Exercise details -
Read the records below and copy each line that contains "투기적임".

Dataset content -
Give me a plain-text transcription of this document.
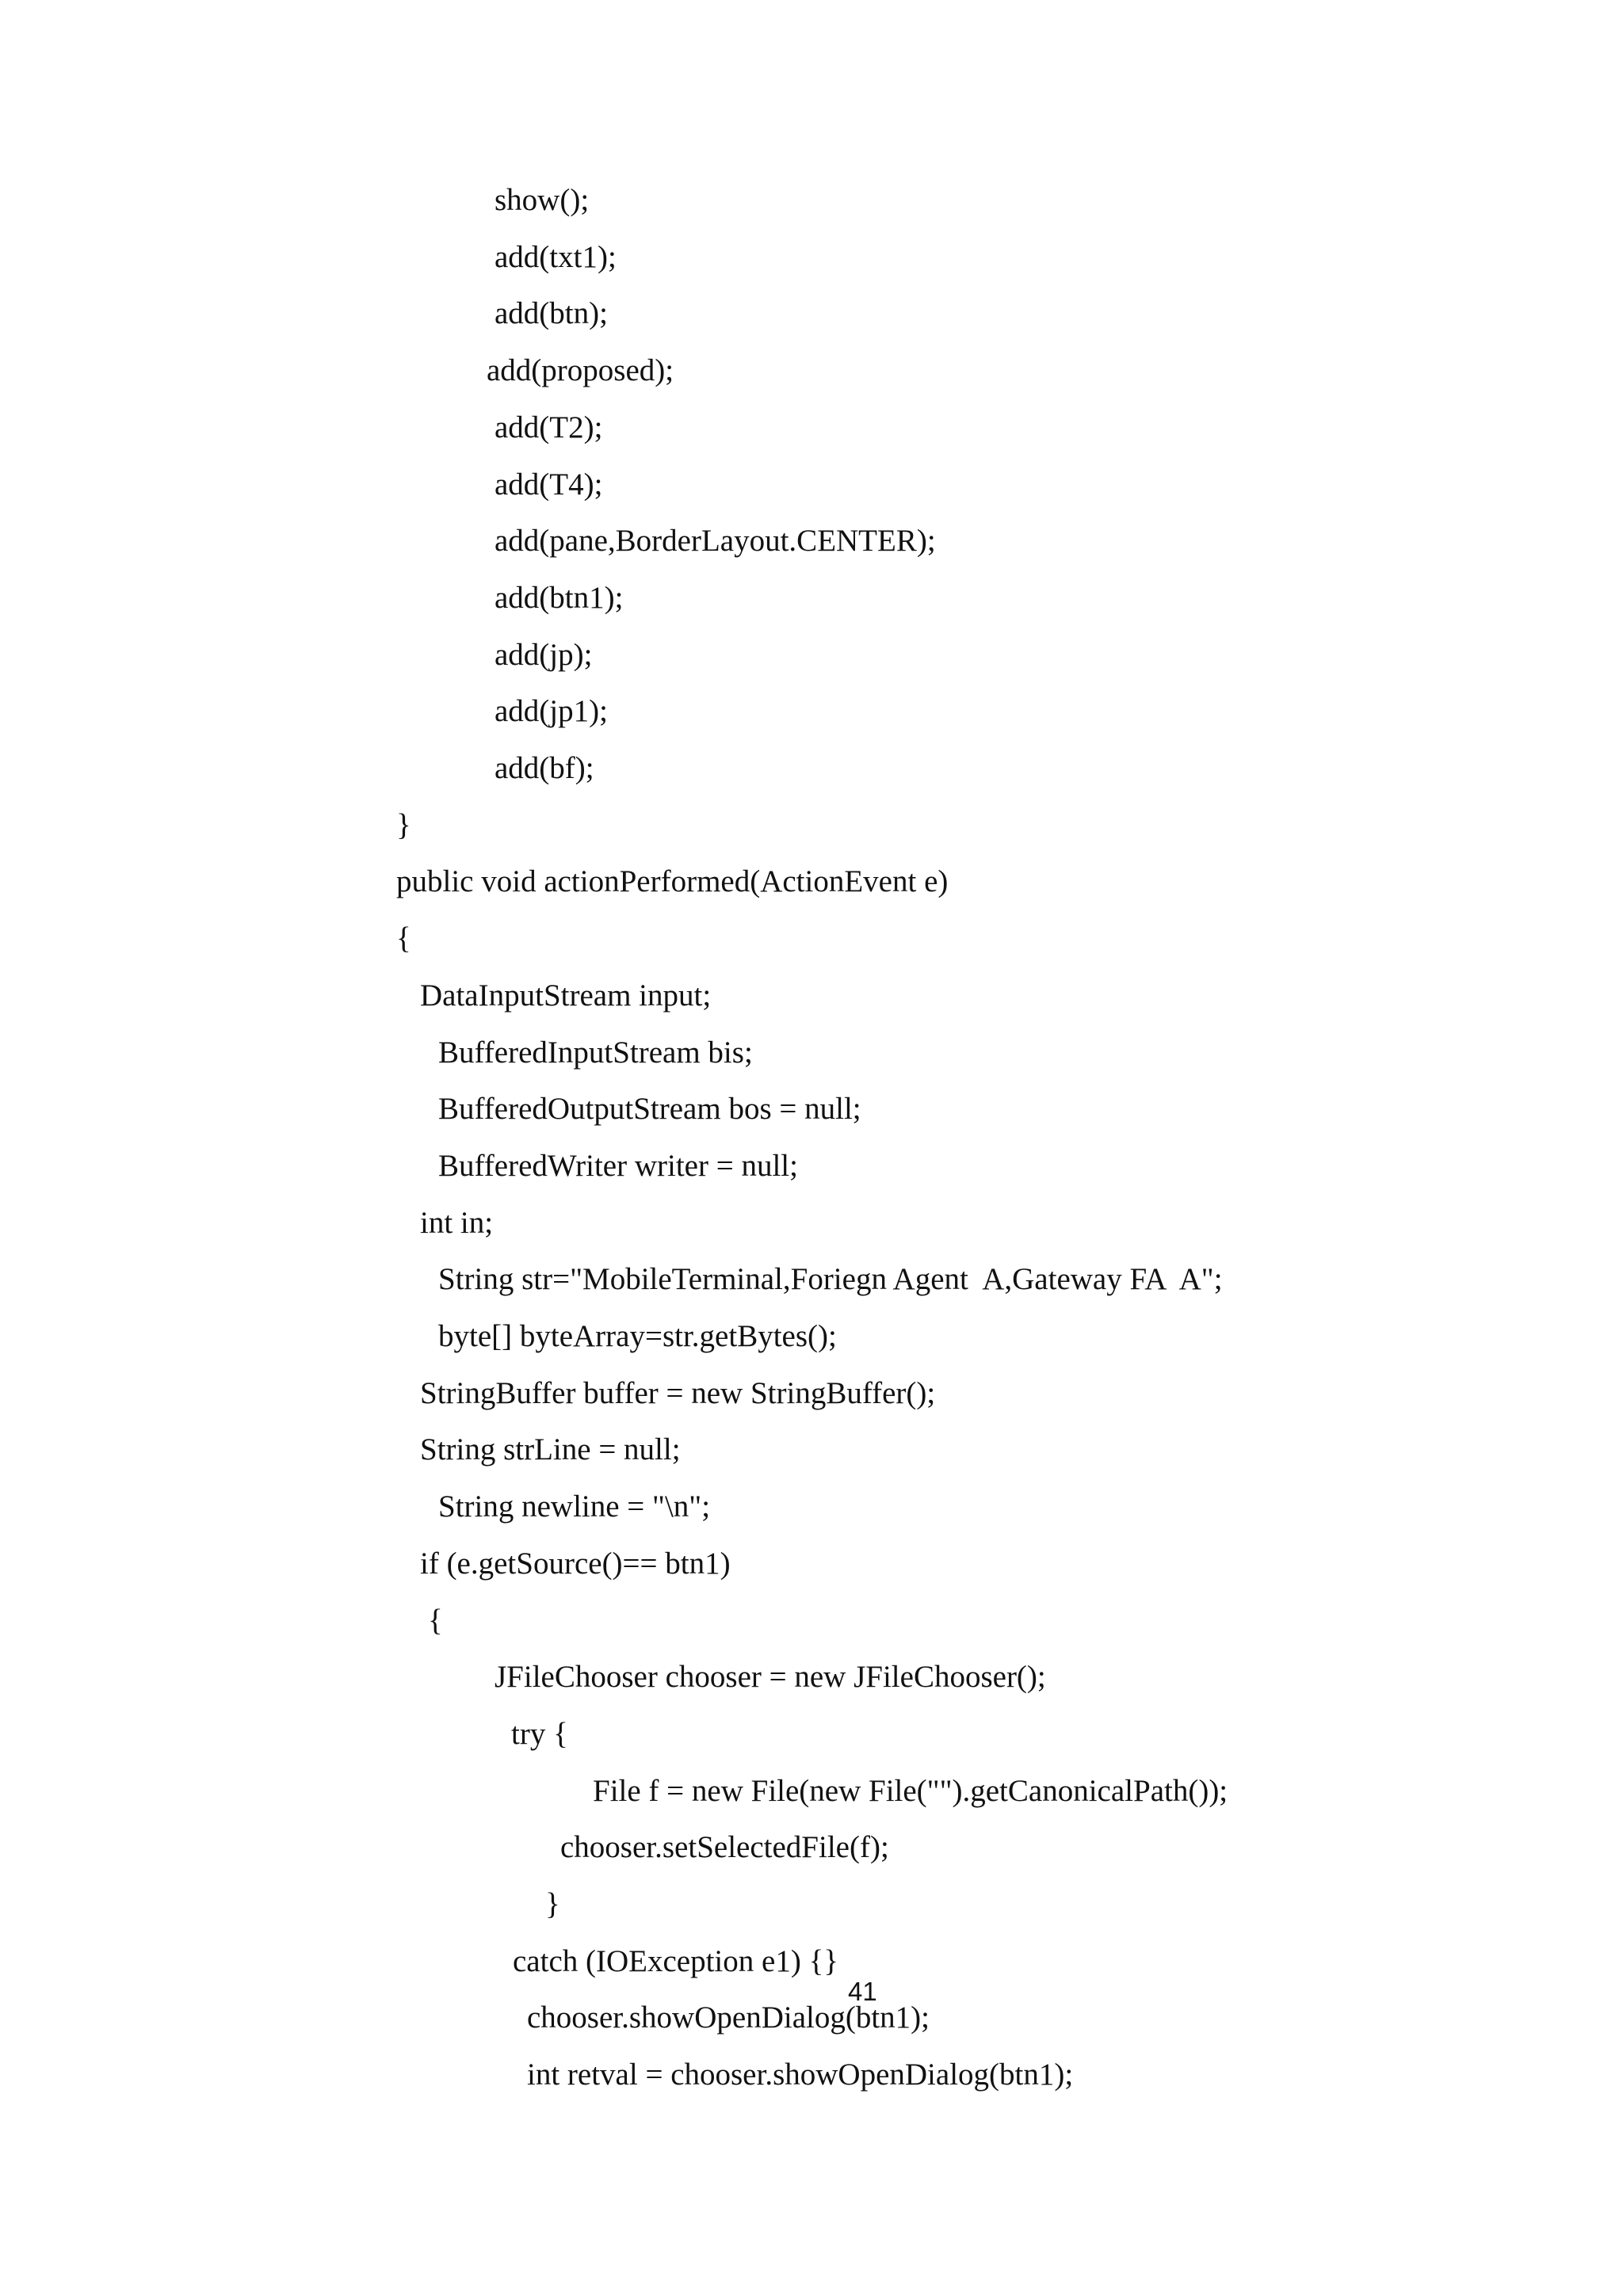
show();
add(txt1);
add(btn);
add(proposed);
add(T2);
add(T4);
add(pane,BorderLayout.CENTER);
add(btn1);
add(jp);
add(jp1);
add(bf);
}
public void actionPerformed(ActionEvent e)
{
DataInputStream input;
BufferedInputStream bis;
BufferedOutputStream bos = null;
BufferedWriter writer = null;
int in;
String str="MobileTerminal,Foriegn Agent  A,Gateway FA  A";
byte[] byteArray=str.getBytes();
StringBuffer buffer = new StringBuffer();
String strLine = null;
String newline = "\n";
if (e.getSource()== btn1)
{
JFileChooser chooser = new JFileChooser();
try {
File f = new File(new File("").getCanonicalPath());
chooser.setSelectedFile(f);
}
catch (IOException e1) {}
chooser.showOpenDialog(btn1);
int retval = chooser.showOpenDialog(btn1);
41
--
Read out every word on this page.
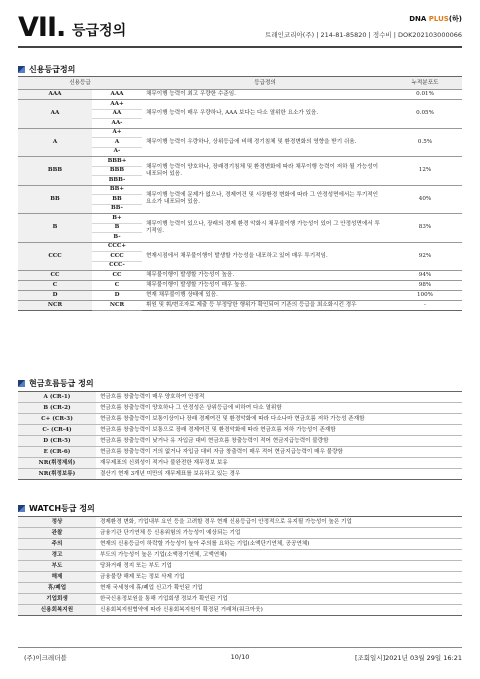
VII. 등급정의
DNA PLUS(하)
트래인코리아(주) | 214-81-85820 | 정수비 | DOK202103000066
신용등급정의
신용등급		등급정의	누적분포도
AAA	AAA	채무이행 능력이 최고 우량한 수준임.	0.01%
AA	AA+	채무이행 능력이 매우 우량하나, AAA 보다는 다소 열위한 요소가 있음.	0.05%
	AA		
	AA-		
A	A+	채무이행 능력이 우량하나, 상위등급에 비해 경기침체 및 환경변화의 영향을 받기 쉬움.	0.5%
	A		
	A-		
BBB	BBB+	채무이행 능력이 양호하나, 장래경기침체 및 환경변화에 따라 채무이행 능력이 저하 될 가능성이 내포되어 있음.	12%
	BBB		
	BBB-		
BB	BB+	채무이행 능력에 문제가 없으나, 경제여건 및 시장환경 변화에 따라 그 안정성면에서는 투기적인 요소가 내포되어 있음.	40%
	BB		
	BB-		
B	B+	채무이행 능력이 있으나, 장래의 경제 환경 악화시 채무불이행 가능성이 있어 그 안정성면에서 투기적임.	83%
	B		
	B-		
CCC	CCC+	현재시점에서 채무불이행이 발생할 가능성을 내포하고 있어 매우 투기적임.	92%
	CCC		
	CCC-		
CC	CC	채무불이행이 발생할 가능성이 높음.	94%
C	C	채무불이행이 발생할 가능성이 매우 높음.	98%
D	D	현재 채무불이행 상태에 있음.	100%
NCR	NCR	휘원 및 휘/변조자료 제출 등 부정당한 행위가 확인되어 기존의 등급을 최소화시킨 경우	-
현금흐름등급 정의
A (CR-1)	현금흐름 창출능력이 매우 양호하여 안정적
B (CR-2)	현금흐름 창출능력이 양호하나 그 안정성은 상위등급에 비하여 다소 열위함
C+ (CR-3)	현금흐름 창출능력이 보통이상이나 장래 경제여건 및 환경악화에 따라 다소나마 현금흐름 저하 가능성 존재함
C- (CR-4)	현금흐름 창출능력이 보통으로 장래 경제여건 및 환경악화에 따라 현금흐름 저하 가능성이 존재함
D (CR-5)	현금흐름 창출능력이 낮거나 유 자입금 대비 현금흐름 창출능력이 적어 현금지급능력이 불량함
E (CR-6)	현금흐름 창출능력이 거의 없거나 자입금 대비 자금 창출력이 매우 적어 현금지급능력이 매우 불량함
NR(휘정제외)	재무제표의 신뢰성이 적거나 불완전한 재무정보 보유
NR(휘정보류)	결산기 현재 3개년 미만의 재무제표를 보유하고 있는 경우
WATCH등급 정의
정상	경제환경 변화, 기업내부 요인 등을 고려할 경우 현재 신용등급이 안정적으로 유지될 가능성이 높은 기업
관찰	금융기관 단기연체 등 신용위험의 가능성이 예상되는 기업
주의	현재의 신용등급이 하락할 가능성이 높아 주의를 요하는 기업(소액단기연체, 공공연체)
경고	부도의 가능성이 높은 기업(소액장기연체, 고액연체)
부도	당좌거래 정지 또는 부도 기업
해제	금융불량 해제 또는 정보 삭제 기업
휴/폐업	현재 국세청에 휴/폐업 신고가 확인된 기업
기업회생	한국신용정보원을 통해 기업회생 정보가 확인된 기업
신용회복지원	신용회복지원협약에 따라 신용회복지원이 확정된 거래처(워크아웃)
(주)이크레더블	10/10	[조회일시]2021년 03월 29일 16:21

Task solution -
B	B+	채무이행 능력이 있으나, 장래의 경제 환경 악화시 채무불이행 가능성이 있어 그 안정성면에서 투기적임.	83%
CCC	CCC+	현재시점에서 채무불이행이 발생할 가능성을 내포하고 있어 매우 투기적임.	92%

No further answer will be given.